=== The exercise ===
In the listing that follows, count each line where the word "social" appears; write nothing but the count.

Data items

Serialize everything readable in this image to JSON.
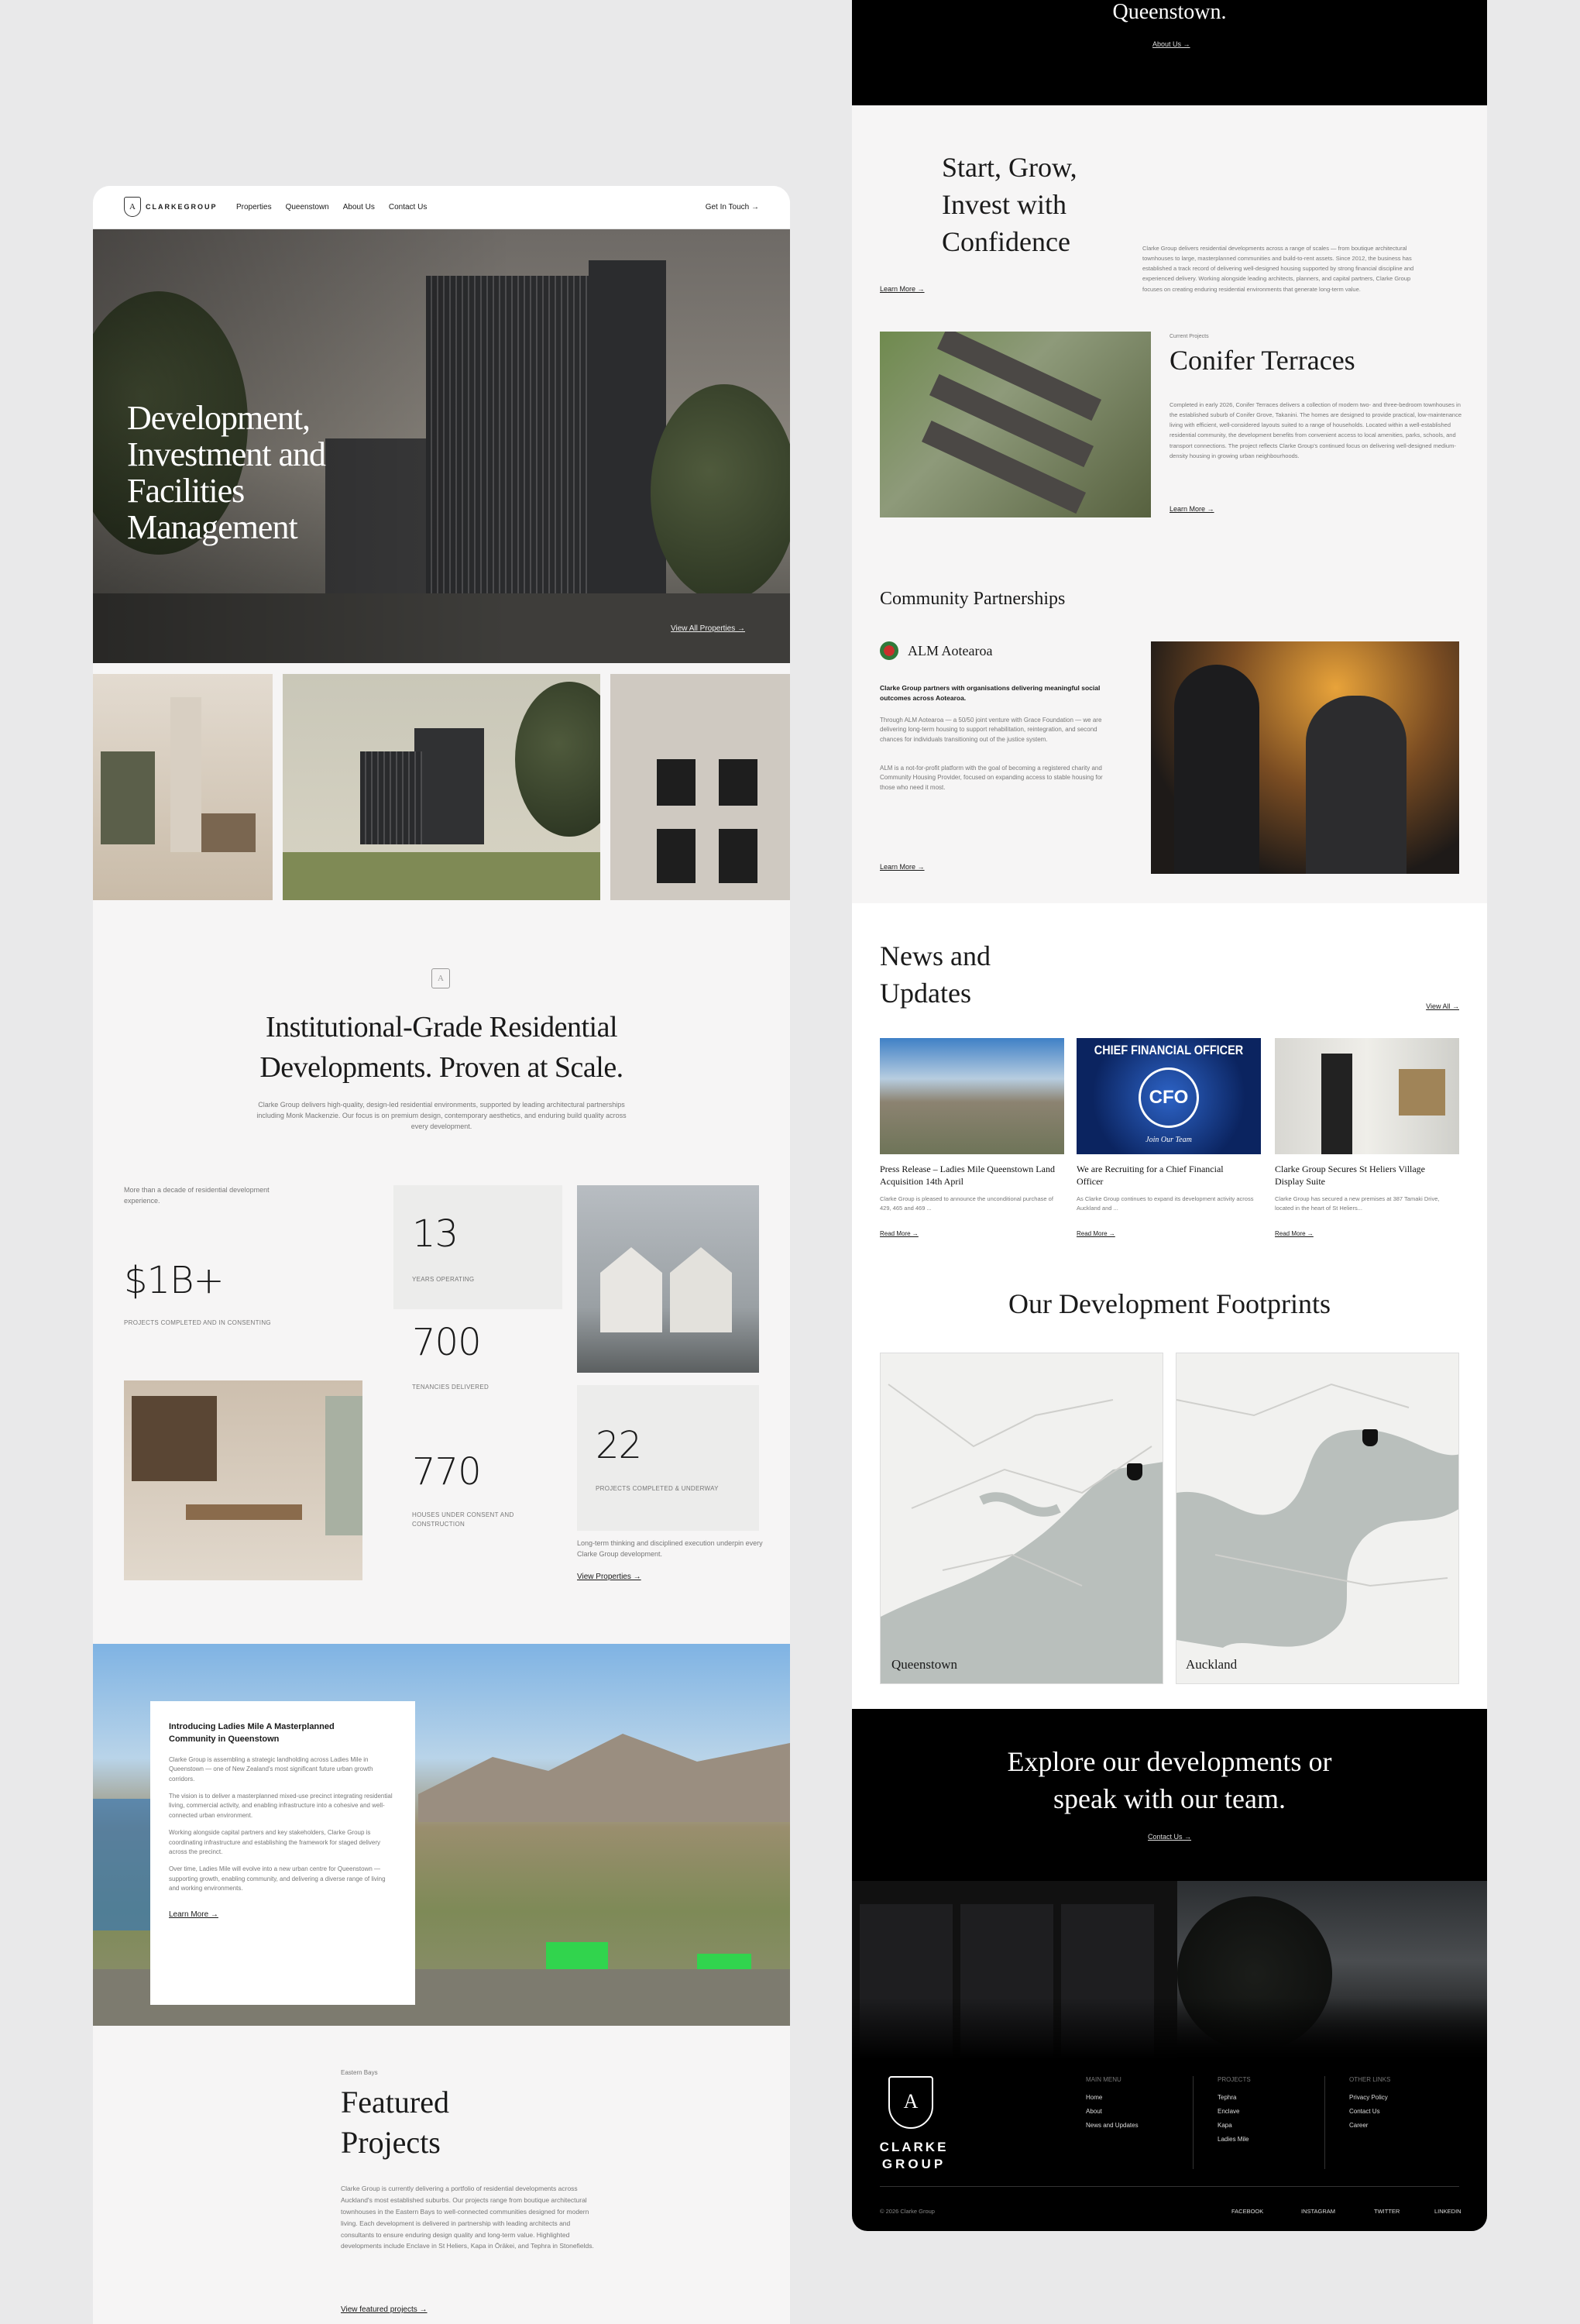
{
  "nav": {
    "logo": "CLARKEGROUP",
    "items": [
      "Properties",
      "Queenstown",
      "About Us",
      "Contact Us"
    ],
    "cta": "Get In Touch →"
  },
  "hero": {
    "title": "Development, Investment and Facilities Management",
    "link": "View All Properties →"
  },
  "intro": {
    "title": "Institutional-Grade Residential Developments. Proven at Scale.",
    "body": "Clarke Group delivers high-quality, design-led residential environments, supported by leading architectural partnerships including Monk Mackenzie. Our focus is on premium design, contemporary aesthetics, and enduring build quality across every development."
  },
  "stats": {
    "experience": "More than a decade of residential development experience.",
    "big_value": "$1B+",
    "big_label": "PROJECTS COMPLETED AND IN CONSENTING",
    "years_value": "13",
    "years_label": "YEARS OPERATING",
    "tenancies_value": "700",
    "tenancies_label": "TENANCIES DELIVERED",
    "houses_value": "770",
    "houses_label": "HOUSES UNDER CONSENT AND CONSTRUCTION",
    "projects_value": "22",
    "projects_label": "PROJECTS COMPLETED & UNDERWAY",
    "thinking": "Long-term thinking and disciplined execution underpin every Clarke Group development.",
    "link": "View Properties →"
  },
  "ladies_mile": {
    "title": "Introducing Ladies Mile A Masterplanned Community in Queenstown",
    "p1": "Clarke Group is assembling a strategic landholding across Ladies Mile in Queenstown — one of New Zealand's most significant future urban growth corridors.",
    "p2": "The vision is to deliver a masterplanned mixed-use precinct integrating residential living, commercial activity, and enabling infrastructure into a cohesive and well-connected urban environment.",
    "p3": "Working alongside capital partners and key stakeholders, Clarke Group is coordinating infrastructure and establishing the framework for staged delivery across the precinct.",
    "p4": "Over time, Ladies Mile will evolve into a new urban centre for Queenstown — supporting growth, enabling community, and delivering a diverse range of living and working environments.",
    "link": "Learn More →"
  },
  "featured": {
    "eyebrow": "Eastern Bays",
    "title": "Featured Projects",
    "body": "Clarke Group is currently delivering a portfolio of residential developments across Auckland's most established suburbs. Our projects range from boutique architectural townhouses in the Eastern Bays to well-connected communities designed for modern living. Each development is delivered in partnership with leading architects and consultants to ensure enduring design quality and long-term value. Highlighted developments include Enclave in St Heliers, Kapa in Ōrākei, and Tephra in Stonefields.",
    "link": "View featured projects →"
  },
  "right_top": {
    "title": "Queenstown.",
    "link": "About Us →"
  },
  "grow": {
    "title": "Start, Grow, Invest with Confidence",
    "body": "Clarke Group delivers residential developments across a range of scales — from boutique architectural townhouses to large, masterplanned communities and build-to-rent assets. Since 2012, the business has established a track record of delivering well-designed housing supported by strong financial discipline and experienced delivery. Working alongside leading architects, planners, and capital partners, Clarke Group focuses on creating enduring residential environments that generate long-term value.",
    "link": "Learn More →"
  },
  "conifer": {
    "eyebrow": "Current Projects",
    "title": "Conifer Terraces",
    "body": "Completed in early 2026, Conifer Terraces delivers a collection of modern two- and three-bedroom townhouses in the established suburb of Conifer Grove, Takanini. The homes are designed to provide practical, low-maintenance living with efficient, well-considered layouts suited to a range of households. Located within a well-established residential community, the development benefits from convenient access to local amenities, parks, schools, and transport connections. The project reflects Clarke Group's continued focus on delivering well-designed medium-density housing in growing urban neighbourhoods.",
    "link": "Learn More →"
  },
  "community": {
    "title": "Community Partnerships",
    "org": "ALM Aotearoa",
    "lead": "Clarke Group partners with organisations delivering meaningful social outcomes across Aotearoa.",
    "p1": "Through ALM Aotearoa — a 50/50 joint venture with Grace Foundation — we are delivering long-term housing to support rehabilitation, reintegration, and second chances for individuals transitioning out of the justice system.",
    "p2": "ALM is a not-for-profit platform with the goal of becoming a registered charity and Community Housing Provider, focused on expanding access to stable housing for those who need it most.",
    "link": "Learn More →"
  },
  "news": {
    "title": "News and Updates",
    "view_all": "View All →",
    "cfo_banner": "CHIEF FINANCIAL OFFICER",
    "cfo_badge": "CFO",
    "cfo_join": "Join Our Team",
    "items": [
      {
        "title": "Press Release – Ladies Mile Queenstown Land Acquisition 14th April",
        "body": "Clarke Group is pleased to announce the unconditional purchase of 429, 465 and 469 ...",
        "link": "Read More →"
      },
      {
        "title": "We are Recruiting for a Chief Financial Officer",
        "body": "As Clarke Group continues to expand its development activity across Auckland and ...",
        "link": "Read More →"
      },
      {
        "title": "Clarke Group Secures St Heliers Village Display Suite",
        "body": "Clarke Group has secured a new premises at 387 Tamaki Drive, located in the heart of St Heliers...",
        "link": "Read More →"
      }
    ]
  },
  "footprints": {
    "title": "Our Development Footprints",
    "maps": [
      "Queenstown",
      "Auckland"
    ]
  },
  "explore": {
    "title": "Explore our developments or speak with our team.",
    "link": "Contact Us →"
  },
  "footer": {
    "logo_line1": "CLARKE",
    "logo_line2": "GROUP",
    "cols": [
      {
        "heading": "MAIN MENU",
        "items": [
          "Home",
          "About",
          "News and Updates"
        ]
      },
      {
        "heading": "PROJECTS",
        "items": [
          "Tephra",
          "Enclave",
          "Kapa",
          "Ladies Mile"
        ]
      },
      {
        "heading": "OTHER LINKS",
        "items": [
          "Privacy Policy",
          "Contact Us",
          "Career"
        ]
      }
    ],
    "copyright": "© 2026 Clarke Group",
    "social": [
      "FACEBOOK",
      "INSTAGRAM",
      "TWITTER",
      "LINKEDIN"
    ]
  },
  "colors": {
    "page_bg": "#e9e9ea",
    "panel_bg": "#f6f5f5",
    "dark": "#000000",
    "accent_green": "#22e04a"
  }
}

=== Result for this exercise ===
2